Copy every line from the material below that holds "JSON".

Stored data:
+ + +

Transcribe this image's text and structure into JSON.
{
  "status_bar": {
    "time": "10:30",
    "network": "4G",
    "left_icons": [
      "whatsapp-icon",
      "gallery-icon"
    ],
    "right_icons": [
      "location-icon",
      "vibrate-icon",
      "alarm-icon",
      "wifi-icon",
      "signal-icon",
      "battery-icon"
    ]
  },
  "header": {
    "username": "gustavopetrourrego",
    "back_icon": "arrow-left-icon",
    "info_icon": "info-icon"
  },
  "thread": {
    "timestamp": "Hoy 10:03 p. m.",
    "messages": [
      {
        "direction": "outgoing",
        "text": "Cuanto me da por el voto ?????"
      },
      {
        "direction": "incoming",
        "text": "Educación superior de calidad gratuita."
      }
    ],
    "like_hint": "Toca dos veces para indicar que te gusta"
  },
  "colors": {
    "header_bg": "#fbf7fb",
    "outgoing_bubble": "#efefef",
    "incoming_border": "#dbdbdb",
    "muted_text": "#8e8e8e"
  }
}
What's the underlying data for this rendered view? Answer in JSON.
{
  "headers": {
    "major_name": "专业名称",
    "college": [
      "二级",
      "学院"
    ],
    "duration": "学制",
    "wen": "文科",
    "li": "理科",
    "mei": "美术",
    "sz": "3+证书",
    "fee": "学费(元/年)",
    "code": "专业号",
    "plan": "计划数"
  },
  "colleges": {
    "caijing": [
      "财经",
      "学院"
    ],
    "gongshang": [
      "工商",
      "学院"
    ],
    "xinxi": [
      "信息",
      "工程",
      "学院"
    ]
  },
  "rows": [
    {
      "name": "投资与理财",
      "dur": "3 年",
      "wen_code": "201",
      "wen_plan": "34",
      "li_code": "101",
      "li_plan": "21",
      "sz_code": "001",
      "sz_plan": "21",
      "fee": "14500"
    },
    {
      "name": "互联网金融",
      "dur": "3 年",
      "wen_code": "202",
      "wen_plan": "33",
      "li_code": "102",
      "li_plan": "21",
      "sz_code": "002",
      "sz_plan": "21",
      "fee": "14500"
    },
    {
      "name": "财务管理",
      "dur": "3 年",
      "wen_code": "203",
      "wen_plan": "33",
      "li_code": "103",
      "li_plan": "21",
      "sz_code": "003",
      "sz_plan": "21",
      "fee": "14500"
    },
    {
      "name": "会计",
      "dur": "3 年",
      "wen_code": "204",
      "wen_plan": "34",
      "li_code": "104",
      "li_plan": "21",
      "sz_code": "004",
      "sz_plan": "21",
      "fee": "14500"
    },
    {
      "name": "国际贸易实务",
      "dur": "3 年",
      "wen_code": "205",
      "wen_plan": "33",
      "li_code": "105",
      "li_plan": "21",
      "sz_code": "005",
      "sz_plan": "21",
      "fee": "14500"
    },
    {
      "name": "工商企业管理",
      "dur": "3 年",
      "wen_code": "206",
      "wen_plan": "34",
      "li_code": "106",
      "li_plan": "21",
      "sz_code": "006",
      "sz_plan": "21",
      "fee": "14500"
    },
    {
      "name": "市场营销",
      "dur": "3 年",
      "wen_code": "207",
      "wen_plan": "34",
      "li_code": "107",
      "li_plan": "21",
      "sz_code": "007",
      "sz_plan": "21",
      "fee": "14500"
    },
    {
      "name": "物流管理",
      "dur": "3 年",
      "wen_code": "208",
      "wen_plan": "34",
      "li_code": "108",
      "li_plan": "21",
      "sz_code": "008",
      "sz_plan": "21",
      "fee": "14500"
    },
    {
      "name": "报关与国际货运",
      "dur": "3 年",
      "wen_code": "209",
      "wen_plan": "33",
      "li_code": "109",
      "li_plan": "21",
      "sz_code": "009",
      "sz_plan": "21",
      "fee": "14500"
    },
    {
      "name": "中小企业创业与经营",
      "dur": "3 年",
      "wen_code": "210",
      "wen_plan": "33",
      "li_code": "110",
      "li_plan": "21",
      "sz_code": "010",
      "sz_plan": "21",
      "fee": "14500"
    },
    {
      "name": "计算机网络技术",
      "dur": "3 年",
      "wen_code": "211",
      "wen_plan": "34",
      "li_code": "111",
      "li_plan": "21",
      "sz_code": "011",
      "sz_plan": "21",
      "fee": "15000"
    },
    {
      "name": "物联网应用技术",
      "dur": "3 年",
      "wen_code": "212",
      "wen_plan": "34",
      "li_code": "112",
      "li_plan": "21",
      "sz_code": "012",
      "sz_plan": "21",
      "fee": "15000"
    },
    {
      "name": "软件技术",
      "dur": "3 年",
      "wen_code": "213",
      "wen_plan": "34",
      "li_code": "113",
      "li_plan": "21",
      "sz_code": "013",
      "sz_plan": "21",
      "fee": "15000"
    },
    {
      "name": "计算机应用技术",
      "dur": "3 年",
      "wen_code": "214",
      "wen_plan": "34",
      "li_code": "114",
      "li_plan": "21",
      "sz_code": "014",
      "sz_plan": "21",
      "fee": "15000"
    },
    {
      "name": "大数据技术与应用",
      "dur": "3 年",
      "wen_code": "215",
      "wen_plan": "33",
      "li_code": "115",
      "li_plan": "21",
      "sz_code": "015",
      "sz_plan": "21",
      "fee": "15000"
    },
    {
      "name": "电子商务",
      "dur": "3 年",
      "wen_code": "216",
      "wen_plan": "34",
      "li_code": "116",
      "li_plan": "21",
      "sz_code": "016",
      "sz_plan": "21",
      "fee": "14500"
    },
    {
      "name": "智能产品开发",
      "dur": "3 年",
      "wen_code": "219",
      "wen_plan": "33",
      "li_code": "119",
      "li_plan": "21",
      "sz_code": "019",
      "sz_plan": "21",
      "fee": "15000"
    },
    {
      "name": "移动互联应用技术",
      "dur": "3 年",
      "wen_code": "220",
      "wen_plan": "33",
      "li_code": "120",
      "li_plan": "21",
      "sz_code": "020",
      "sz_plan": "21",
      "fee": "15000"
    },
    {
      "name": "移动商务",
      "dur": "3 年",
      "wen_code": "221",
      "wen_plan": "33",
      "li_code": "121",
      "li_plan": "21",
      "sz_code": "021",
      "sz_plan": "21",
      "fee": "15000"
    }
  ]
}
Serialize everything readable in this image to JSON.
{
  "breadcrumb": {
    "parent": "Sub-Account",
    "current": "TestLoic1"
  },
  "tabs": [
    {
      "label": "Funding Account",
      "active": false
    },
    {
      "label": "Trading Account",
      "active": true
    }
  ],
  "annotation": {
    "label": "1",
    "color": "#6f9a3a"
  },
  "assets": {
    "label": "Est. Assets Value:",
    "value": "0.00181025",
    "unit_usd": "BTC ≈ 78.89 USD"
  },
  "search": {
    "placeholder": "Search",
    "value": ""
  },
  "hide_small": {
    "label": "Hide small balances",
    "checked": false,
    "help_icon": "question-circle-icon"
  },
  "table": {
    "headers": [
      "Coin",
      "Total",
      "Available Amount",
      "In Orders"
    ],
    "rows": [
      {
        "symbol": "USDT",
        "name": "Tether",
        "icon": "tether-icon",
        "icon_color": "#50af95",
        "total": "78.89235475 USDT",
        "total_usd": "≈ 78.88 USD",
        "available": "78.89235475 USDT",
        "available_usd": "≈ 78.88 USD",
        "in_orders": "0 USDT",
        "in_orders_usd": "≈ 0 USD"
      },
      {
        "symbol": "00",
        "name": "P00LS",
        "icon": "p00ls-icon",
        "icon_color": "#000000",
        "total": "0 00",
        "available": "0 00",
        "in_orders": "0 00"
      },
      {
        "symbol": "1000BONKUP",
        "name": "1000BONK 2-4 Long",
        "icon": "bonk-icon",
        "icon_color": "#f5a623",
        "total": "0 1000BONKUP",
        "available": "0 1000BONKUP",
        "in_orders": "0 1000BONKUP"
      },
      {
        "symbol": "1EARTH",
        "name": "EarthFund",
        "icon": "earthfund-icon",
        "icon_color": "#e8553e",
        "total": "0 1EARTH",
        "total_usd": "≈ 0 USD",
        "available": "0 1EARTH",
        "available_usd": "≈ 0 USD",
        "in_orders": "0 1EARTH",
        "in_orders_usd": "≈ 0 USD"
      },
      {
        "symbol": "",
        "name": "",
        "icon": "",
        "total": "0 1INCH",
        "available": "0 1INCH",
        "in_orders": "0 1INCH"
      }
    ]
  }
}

+ + +

[Result]:
Transcribe this image's text and structure into JSON.
What's the underlying data for this rendered view? Answer in JSON.
Serialize everything readable in this image to JSON.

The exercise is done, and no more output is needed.